Please write out the complete listing that follows, exactly as it reads.

Collection entries:

==========

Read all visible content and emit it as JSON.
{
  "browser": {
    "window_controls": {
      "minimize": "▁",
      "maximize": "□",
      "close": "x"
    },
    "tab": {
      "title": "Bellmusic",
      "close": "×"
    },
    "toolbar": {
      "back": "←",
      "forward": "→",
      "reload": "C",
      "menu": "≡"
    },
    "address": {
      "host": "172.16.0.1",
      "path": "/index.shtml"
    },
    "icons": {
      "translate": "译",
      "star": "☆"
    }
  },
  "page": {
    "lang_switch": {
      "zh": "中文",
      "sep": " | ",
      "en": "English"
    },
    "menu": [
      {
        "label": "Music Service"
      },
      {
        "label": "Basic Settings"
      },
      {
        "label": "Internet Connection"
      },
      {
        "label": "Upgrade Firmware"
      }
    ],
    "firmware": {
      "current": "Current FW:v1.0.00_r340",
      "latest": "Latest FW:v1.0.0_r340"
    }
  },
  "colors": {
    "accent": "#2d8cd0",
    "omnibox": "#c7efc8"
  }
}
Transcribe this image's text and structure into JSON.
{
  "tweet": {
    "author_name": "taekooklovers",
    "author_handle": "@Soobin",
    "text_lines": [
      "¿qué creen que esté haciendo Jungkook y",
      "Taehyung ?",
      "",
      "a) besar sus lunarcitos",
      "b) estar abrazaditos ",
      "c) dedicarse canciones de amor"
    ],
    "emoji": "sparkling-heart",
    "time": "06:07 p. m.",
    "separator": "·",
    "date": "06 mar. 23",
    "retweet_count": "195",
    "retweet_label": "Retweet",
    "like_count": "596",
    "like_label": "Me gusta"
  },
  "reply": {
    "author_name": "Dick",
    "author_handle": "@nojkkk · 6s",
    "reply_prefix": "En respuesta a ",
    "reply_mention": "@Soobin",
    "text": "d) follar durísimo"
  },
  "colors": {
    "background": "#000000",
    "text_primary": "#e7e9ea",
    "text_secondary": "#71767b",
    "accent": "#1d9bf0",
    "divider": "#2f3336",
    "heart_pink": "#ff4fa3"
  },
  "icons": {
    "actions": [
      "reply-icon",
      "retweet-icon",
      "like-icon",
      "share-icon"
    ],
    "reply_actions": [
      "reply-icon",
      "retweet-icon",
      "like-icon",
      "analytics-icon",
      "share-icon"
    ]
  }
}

==========

Task solution:
Read all visible content and emit it as JSON.
{
  "browser": {
    "window_controls": {
      "minimize": "▁",
      "maximize": "□",
      "close": "x"
    },
    "tab": {
      "title": "Bellmusic",
      "close": "×"
    },
    "toolbar": {
      "back": "←",
      "forward": "→",
      "reload": "C",
      "menu": "≡"
    },
    "address": {
      "host": "172.16.0.1",
      "path": "/index.shtml"
    },
    "icons": {
      "translate": "译",
      "star": "☆"
    }
  },
  "page": {
    "lang_switch": {
      "zh": "中文",
      "sep": " | ",
      "en": "English"
    },
    "menu": [
      {
        "label": "Music Service"
      },
      {
        "label": "Basic Settings"
      },
      {
        "label": "Internet Connection"
      },
      {
        "label": "Upgrade Firmware"
      }
    ],
    "firmware": {
      "current": "Current FW:v1.0.00_r340",
      "latest": "Latest FW:v1.0.0_r340"
    }
  },
  "colors": {
    "accent": "#2d8cd0",
    "omnibox": "#c7efc8"
  }
}
Transcribe this image's text and structure into JSON.
{
  "tweet": {
    "author_name": "taekooklovers",
    "author_handle": "@Soobin",
    "text_lines": [
      "¿qué creen que esté haciendo Jungkook y",
      "Taehyung ?",
      "",
      "a) besar sus lunarcitos",
      "b) estar abrazaditos ",
      "c) dedicarse canciones de amor"
    ],
    "emoji": "sparkling-heart",
    "time": "06:07 p. m.",
    "separator": "·",
    "date": "06 mar. 23",
    "retweet_count": "195",
    "retweet_label": "Retweet",
    "like_count": "596",
    "like_label": "Me gusta"
  },
  "reply": {
    "author_name": "Dick",
    "author_handle": "@nojkkk · 6s",
    "reply_prefix": "En respuesta a ",
    "reply_mention": "@Soobin",
    "text": "d) follar durísimo"
  },
  "colors": {
    "background": "#000000",
    "text_primary": "#e7e9ea",
    "text_secondary": "#71767b",
    "accent": "#1d9bf0",
    "divider": "#2f3336",
    "heart_pink": "#ff4fa3"
  },
  "icons": {
    "actions": [
      "reply-icon",
      "retweet-icon",
      "like-icon",
      "share-icon"
    ],
    "reply_actions": [
      "reply-icon",
      "retweet-icon",
      "like-icon",
      "analytics-icon",
      "share-icon"
    ]
  }
}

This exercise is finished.